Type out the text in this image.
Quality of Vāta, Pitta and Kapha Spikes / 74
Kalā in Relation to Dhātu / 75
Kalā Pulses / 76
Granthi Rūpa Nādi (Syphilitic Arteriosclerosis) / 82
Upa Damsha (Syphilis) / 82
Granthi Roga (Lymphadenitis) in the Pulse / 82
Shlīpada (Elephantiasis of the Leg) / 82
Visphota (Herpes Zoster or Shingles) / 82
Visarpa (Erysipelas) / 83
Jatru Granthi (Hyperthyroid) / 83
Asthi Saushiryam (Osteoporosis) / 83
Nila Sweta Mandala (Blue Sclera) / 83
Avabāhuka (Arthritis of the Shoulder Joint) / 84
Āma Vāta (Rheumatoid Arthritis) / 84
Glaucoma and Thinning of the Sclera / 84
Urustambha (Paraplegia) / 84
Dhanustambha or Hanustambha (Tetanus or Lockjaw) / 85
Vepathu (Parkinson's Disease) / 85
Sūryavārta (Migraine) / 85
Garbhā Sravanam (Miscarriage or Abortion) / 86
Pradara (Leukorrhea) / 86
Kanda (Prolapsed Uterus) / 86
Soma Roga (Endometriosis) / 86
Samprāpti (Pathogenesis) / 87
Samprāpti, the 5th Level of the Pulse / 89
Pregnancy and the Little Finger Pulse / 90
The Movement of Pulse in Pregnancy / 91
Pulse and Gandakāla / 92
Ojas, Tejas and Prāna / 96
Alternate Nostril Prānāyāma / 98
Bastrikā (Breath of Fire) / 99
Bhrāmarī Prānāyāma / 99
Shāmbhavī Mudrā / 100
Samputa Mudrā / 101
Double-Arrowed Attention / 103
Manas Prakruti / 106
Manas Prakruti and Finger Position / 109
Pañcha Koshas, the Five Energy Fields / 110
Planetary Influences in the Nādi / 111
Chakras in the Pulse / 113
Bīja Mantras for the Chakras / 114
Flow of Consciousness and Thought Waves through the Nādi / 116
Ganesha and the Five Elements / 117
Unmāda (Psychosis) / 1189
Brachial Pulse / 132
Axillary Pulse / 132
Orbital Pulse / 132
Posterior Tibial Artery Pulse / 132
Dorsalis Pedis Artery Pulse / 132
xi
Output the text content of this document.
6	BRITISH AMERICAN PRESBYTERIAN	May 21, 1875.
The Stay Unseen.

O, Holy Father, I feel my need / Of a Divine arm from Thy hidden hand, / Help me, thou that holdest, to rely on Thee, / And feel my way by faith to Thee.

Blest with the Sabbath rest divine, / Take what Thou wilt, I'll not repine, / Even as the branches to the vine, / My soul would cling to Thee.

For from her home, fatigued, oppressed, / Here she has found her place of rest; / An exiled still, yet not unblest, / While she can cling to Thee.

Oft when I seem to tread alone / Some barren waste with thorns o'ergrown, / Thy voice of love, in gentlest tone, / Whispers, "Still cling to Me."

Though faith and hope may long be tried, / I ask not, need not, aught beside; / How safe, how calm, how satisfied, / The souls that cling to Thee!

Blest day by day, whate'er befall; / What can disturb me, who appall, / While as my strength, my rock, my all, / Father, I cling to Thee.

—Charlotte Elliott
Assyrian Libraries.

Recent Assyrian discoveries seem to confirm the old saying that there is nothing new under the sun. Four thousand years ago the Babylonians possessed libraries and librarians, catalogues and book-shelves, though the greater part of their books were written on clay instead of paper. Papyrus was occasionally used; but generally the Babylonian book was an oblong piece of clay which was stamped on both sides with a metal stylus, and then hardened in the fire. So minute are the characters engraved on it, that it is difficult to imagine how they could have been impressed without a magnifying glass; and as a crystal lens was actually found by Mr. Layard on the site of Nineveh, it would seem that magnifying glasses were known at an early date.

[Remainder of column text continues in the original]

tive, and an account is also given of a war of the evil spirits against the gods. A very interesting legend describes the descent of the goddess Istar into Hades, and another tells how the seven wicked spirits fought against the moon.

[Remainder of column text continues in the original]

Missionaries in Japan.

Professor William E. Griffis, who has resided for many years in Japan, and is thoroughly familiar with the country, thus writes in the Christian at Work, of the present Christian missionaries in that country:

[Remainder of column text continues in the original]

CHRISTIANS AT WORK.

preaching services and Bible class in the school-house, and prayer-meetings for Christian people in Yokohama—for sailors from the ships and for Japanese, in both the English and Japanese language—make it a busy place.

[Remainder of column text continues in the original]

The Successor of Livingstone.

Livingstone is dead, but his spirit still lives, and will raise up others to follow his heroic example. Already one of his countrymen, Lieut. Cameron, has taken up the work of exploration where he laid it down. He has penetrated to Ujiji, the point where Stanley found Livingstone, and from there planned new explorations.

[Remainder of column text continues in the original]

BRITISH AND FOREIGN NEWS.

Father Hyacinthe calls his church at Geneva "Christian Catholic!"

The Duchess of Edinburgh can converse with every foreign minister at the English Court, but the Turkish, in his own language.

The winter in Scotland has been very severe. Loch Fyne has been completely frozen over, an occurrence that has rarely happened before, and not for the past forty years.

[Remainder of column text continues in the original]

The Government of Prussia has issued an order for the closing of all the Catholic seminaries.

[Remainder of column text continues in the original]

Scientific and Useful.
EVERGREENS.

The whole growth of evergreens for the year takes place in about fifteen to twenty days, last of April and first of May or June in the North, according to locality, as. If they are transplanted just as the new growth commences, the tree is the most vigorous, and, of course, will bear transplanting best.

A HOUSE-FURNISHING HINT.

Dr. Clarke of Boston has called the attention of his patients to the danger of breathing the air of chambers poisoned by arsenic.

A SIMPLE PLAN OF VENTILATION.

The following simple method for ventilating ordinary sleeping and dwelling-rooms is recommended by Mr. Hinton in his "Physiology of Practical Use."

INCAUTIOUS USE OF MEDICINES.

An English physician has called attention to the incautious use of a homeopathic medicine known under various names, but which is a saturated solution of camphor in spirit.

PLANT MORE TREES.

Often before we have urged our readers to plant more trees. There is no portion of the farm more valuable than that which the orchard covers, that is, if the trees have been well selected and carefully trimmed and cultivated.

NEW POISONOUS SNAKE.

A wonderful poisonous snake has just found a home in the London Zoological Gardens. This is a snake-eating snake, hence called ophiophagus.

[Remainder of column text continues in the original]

====================

:: ACTIVITY ::
Having read the material, transcribe all of it exactly.

:: PROBLEM SOLUTION ::
Type out the text in this image.
Quality of Vāta, Pitta and Kapha Spikes / 74
Kalā in Relation to Dhātu / 75
Kalā Pulses / 76
Granthi Rūpa Nādi (Syphilitic Arteriosclerosis) / 82
Upa Damsha (Syphilis) / 82
Granthi Roga (Lymphadenitis) in the Pulse / 82
Shlīpada (Elephantiasis of the Leg) / 82
Visphota (Herpes Zoster or Shingles) / 82
Visarpa (Erysipelas) / 83
Jatru Granthi (Hyperthyroid) / 83
Asthi Saushiryam (Osteoporosis) / 83
Nila Sweta Mandala (Blue Sclera) / 83
Avabāhuka (Arthritis of the Shoulder Joint) / 84
Āma Vāta (Rheumatoid Arthritis) / 84
Glaucoma and Thinning of the Sclera / 84
Urustambha (Paraplegia) / 84
Dhanustambha or Hanustambha (Tetanus or Lockjaw) / 85
Vepathu (Parkinson's Disease) / 85
Sūryavārta (Migraine) / 85
Garbhā Sravanam (Miscarriage or Abortion) / 86
Pradara (Leukorrhea) / 86
Kanda (Prolapsed Uterus) / 86
Soma Roga (Endometriosis) / 86
Samprāpti (Pathogenesis) / 87
Samprāpti, the 5th Level of the Pulse / 89
Pregnancy and the Little Finger Pulse / 90
The Movement of Pulse in Pregnancy / 91
Pulse and Gandakāla / 92
Ojas, Tejas and Prāna / 96
Alternate Nostril Prānāyāma / 98
Bastrikā (Breath of Fire) / 99
Bhrāmarī Prānāyāma / 99
Shāmbhavī Mudrā / 100
Samputa Mudrā / 101
Double-Arrowed Attention / 103
Manas Prakruti / 106
Manas Prakruti and Finger Position / 109
Pañcha Koshas, the Five Energy Fields / 110
Planetary Influences in the Nādi / 111
Chakras in the Pulse / 113
Bīja Mantras for the Chakras / 114
Flow of Consciousness and Thought Waves through the Nādi / 116
Ganesha and the Five Elements / 117
Unmāda (Psychosis) / 1189
Brachial Pulse / 132
Axillary Pulse / 132
Orbital Pulse / 132
Posterior Tibial Artery Pulse / 132
Dorsalis Pedis Artery Pulse / 132
xi
Output the text content of this document.
6	BRITISH AMERICAN PRESBYTERIAN	May 21, 1875.
The Stay Unseen.

O, Holy Father, I feel my need / Of a Divine arm from Thy hidden hand, / Help me, thou that holdest, to rely on Thee, / And feel my way by faith to Thee.

Blest with the Sabbath rest divine, / Take what Thou wilt, I'll not repine, / Even as the branches to the vine, / My soul would cling to Thee.

For from her home, fatigued, oppressed, / Here she has found her place of rest; / An exiled still, yet not unblest, / While she can cling to Thee.

Oft when I seem to tread alone / Some barren waste with thorns o'ergrown, / Thy voice of love, in gentlest tone, / Whispers, "Still cling to Me."

Though faith and hope may long be tried, / I ask not, need not, aught beside; / How safe, how calm, how satisfied, / The souls that cling to Thee!

Blest day by day, whate'er befall; / What can disturb me, who appall, / While as my strength, my rock, my all, / Father, I cling to Thee.

—Charlotte Elliott
Assyrian Libraries.

Recent Assyrian discoveries seem to confirm the old saying that there is nothing new under the sun. Four thousand years ago the Babylonians possessed libraries and librarians, catalogues and book-shelves, though the greater part of their books were written on clay instead of paper. Papyrus was occasionally used; but generally the Babylonian book was an oblong piece of clay which was stamped on both sides with a metal stylus, and then hardened in the fire. So minute are the characters engraved on it, that it is difficult to imagine how they could have been impressed without a magnifying glass; and as a crystal lens was actually found by Mr. Layard on the site of Nineveh, it would seem that magnifying glasses were known at an early date.

[Remainder of column text continues in the original]

tive, and an account is also given of a war of the evil spirits against the gods. A very interesting legend describes the descent of the goddess Istar into Hades, and another tells how the seven wicked spirits fought against the moon.

[Remainder of column text continues in the original]

Missionaries in Japan.

Professor William E. Griffis, who has resided for many years in Japan, and is thoroughly familiar with the country, thus writes in the Christian at Work, of the present Christian missionaries in that country:

[Remainder of column text continues in the original]

CHRISTIANS AT WORK.

preaching services and Bible class in the school-house, and prayer-meetings for Christian people in Yokohama—for sailors from the ships and for Japanese, in both the English and Japanese language—make it a busy place.

[Remainder of column text continues in the original]

The Successor of Livingstone.

Livingstone is dead, but his spirit still lives, and will raise up others to follow his heroic example. Already one of his countrymen, Lieut. Cameron, has taken up the work of exploration where he laid it down. He has penetrated to Ujiji, the point where Stanley found Livingstone, and from there planned new explorations.

[Remainder of column text continues in the original]

BRITISH AND FOREIGN NEWS.

Father Hyacinthe calls his church at Geneva "Christian Catholic!"

The Duchess of Edinburgh can converse with every foreign minister at the English Court, but the Turkish, in his own language.

The winter in Scotland has been very severe. Loch Fyne has been completely frozen over, an occurrence that has rarely happened before, and not for the past forty years.

[Remainder of column text continues in the original]

The Government of Prussia has issued an order for the closing of all the Catholic seminaries.

[Remainder of column text continues in the original]

Scientific and Useful.
EVERGREENS.

The whole growth of evergreens for the year takes place in about fifteen to twenty days, last of April and first of May or June in the North, according to locality, as. If they are transplanted just as the new growth commences, the tree is the most vigorous, and, of course, will bear transplanting best.

A HOUSE-FURNISHING HINT.

Dr. Clarke of Boston has called the attention of his patients to the danger of breathing the air of chambers poisoned by arsenic.

A SIMPLE PLAN OF VENTILATION.

The following simple method for ventilating ordinary sleeping and dwelling-rooms is recommended by Mr. Hinton in his "Physiology of Practical Use."

INCAUTIOUS USE OF MEDICINES.

An English physician has called attention to the incautious use of a homeopathic medicine known under various names, but which is a saturated solution of camphor in spirit.

PLANT MORE TREES.

Often before we have urged our readers to plant more trees. There is no portion of the farm more valuable than that which the orchard covers, that is, if the trees have been well selected and carefully trimmed and cultivated.

NEW POISONOUS SNAKE.

A wonderful poisonous snake has just found a home in the London Zoological Gardens. This is a snake-eating snake, hence called ophiophagus.

[Remainder of column text continues in the original]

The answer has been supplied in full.